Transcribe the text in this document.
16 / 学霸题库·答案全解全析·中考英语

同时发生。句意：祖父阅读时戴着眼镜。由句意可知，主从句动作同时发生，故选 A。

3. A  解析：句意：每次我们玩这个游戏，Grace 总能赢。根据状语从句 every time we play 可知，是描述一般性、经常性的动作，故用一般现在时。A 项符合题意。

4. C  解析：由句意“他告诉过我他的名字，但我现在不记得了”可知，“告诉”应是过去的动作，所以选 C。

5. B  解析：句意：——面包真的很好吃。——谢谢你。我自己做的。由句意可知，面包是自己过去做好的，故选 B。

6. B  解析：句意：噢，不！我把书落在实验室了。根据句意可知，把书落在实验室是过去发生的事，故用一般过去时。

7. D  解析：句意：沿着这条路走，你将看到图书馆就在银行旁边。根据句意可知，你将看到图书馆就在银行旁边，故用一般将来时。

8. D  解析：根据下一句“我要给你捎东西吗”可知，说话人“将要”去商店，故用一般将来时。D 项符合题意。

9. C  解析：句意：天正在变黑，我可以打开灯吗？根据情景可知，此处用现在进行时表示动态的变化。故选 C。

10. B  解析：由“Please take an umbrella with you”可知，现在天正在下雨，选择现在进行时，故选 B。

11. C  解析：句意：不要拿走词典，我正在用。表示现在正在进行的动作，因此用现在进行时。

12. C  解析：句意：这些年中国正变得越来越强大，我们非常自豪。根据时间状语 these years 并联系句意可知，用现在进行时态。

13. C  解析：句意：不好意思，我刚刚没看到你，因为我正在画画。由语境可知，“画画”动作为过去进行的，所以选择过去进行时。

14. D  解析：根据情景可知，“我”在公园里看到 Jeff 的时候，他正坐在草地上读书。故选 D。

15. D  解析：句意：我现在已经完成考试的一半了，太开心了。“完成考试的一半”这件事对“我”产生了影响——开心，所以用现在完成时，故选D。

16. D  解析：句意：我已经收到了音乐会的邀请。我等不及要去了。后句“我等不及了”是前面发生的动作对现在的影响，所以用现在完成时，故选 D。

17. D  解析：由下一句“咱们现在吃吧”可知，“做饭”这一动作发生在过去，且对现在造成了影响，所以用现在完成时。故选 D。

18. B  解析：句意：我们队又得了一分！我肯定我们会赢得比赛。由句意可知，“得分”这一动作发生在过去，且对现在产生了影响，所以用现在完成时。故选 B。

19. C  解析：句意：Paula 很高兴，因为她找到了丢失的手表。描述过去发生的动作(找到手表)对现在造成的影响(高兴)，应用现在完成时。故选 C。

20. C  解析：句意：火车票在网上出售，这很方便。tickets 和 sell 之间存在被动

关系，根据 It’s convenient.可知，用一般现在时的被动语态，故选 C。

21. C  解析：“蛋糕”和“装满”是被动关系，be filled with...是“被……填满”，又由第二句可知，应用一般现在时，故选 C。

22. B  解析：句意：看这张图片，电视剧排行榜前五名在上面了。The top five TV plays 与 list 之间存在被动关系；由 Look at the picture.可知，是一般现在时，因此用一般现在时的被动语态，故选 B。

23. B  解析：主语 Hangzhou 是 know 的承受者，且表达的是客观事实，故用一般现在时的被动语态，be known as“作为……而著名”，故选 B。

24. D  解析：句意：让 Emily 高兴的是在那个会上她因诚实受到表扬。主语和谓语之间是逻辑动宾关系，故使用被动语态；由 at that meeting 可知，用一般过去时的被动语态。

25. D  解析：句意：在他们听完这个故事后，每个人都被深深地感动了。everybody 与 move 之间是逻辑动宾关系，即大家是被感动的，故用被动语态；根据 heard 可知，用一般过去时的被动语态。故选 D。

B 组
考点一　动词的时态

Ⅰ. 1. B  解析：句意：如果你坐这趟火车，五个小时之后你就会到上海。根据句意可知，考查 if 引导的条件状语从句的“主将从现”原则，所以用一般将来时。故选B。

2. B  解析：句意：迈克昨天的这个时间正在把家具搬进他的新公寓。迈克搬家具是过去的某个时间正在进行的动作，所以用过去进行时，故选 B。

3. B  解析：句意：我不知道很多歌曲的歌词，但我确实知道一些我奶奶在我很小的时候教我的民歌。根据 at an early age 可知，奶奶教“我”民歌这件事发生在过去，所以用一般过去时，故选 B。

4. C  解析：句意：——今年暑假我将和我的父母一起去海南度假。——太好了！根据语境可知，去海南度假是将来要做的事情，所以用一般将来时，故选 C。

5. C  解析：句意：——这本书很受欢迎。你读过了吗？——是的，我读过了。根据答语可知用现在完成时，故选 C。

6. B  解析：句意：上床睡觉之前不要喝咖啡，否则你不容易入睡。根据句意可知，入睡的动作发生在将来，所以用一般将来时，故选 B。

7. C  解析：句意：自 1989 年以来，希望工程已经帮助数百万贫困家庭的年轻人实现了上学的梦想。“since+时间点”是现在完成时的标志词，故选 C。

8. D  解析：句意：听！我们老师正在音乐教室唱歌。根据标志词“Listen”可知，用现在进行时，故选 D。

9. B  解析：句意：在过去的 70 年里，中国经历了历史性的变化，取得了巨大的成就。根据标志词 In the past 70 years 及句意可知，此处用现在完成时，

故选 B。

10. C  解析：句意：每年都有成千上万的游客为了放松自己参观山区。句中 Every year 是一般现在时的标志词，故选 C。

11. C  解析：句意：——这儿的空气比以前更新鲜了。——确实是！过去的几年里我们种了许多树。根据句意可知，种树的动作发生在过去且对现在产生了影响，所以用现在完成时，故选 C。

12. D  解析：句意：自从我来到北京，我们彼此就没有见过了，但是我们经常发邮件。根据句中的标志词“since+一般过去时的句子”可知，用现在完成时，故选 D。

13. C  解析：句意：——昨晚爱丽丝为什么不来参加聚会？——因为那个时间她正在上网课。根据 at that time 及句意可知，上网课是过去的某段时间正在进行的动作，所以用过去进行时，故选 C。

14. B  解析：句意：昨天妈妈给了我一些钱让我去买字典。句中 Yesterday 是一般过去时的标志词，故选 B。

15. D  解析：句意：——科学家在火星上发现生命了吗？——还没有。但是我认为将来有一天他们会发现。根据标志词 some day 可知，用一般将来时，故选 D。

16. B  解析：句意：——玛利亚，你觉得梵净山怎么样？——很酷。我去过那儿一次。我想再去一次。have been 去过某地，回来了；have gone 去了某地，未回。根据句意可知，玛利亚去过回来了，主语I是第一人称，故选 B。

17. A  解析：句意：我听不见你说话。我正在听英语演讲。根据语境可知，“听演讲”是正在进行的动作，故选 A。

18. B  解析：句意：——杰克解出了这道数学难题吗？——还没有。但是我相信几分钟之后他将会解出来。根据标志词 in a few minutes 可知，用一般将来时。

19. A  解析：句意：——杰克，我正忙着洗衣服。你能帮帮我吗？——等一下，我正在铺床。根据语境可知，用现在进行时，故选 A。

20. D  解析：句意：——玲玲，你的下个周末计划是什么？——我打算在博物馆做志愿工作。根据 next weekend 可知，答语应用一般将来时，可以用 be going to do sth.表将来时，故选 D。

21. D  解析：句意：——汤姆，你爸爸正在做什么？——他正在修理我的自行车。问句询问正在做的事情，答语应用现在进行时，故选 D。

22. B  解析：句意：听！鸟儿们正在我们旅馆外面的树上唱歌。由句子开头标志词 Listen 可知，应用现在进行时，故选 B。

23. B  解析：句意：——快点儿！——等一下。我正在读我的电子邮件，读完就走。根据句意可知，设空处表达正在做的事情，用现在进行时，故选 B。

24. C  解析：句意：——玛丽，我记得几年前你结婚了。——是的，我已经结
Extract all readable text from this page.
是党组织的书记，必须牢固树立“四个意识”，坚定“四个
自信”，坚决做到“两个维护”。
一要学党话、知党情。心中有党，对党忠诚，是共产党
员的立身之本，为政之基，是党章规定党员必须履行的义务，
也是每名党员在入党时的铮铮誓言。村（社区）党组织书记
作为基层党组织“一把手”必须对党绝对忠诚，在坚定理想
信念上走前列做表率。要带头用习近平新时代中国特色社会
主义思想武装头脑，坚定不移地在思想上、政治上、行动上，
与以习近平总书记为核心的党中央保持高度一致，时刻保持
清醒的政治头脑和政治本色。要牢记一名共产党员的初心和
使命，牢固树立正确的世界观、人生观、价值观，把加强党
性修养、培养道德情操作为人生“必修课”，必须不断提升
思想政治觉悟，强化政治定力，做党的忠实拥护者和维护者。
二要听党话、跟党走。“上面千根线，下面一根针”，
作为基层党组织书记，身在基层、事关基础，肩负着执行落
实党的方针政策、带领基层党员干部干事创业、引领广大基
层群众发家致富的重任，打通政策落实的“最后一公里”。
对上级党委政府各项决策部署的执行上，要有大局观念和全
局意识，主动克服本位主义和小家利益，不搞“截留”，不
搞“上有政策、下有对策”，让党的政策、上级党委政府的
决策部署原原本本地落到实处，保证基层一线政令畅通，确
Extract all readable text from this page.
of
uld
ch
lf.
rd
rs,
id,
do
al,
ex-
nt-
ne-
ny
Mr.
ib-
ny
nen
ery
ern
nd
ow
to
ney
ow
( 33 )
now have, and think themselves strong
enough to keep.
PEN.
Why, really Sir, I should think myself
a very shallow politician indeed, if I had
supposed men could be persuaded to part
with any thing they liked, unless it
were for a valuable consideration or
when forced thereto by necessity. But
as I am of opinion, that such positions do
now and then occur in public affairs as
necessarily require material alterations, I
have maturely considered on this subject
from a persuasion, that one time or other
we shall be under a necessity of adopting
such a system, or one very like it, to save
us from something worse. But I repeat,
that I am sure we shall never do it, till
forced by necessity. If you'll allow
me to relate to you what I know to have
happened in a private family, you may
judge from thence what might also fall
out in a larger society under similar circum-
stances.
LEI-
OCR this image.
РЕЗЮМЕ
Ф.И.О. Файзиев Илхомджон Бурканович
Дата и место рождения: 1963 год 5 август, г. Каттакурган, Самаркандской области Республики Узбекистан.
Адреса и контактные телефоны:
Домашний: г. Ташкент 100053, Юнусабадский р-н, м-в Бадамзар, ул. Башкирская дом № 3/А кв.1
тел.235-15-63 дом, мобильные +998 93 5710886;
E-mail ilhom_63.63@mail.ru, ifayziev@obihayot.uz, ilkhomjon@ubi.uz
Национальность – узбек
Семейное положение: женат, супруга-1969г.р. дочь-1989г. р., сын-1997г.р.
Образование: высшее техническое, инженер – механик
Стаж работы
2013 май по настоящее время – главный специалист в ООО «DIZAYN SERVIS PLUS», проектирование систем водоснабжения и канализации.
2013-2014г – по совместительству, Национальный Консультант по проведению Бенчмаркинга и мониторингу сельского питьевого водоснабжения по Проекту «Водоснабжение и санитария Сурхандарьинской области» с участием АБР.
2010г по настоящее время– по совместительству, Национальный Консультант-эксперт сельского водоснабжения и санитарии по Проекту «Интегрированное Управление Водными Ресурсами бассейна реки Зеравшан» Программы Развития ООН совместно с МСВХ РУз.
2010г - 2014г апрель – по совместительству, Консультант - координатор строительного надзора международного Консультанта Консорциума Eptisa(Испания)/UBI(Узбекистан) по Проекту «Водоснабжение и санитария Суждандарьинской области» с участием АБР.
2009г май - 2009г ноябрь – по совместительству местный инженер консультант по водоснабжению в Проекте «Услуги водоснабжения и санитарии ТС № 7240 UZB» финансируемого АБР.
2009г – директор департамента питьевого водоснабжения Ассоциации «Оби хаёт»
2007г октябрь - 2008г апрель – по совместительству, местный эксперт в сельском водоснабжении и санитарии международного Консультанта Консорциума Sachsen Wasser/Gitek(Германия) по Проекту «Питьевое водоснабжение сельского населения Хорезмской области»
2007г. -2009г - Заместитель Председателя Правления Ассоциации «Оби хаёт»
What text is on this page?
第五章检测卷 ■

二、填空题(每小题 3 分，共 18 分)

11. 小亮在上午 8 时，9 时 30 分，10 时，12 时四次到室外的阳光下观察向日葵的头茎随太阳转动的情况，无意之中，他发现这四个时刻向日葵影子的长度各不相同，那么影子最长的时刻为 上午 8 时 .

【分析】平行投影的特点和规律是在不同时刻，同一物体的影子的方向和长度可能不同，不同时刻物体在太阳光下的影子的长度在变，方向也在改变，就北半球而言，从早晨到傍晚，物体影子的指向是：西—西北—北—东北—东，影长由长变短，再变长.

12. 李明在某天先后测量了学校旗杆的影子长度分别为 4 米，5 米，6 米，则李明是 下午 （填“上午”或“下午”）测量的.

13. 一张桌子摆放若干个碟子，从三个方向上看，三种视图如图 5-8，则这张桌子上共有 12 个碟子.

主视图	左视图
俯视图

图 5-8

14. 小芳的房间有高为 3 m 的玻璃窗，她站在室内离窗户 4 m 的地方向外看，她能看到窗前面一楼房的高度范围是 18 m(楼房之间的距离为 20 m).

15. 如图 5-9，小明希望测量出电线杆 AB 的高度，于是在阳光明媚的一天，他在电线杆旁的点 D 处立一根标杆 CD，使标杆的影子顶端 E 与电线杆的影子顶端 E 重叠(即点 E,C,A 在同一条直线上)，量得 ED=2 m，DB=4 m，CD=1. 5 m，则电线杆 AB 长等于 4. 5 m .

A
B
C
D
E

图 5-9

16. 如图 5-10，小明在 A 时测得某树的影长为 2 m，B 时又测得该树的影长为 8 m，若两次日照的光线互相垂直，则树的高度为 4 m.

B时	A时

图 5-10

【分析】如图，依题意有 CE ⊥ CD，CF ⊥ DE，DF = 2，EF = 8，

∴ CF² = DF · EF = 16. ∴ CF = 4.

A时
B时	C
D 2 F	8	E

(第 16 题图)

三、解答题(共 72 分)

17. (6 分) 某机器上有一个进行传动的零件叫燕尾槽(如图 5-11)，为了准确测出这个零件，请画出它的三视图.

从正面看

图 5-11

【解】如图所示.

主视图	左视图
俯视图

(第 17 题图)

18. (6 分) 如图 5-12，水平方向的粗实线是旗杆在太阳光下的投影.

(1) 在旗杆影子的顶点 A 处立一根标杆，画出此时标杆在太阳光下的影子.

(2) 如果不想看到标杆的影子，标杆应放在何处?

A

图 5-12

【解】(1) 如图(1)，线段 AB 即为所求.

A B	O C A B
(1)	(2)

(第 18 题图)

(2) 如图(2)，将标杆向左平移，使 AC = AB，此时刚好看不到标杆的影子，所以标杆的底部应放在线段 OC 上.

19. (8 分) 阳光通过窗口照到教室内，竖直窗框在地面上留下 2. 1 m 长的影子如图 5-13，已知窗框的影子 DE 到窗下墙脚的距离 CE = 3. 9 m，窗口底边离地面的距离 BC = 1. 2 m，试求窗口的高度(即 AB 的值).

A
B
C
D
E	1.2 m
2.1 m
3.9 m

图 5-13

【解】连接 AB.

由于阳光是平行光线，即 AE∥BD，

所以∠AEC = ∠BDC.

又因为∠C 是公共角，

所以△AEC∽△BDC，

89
^^^^^^^^
• **TASK DESCRIPTION**
Copy each line of the listing that includes "with".

• **PROBLEM SOLUTION**
10. B  解析：由“Please take an umbrella with you”可知，现在天正在下雨，选择现在进行时，故选 B。
21. C  解析：“蛋糕”和“装满”是被动关系，be filled with...是“被……填满”，又由第二句可知，应用一般现在时，故选 C。
with any thing they liked, unless it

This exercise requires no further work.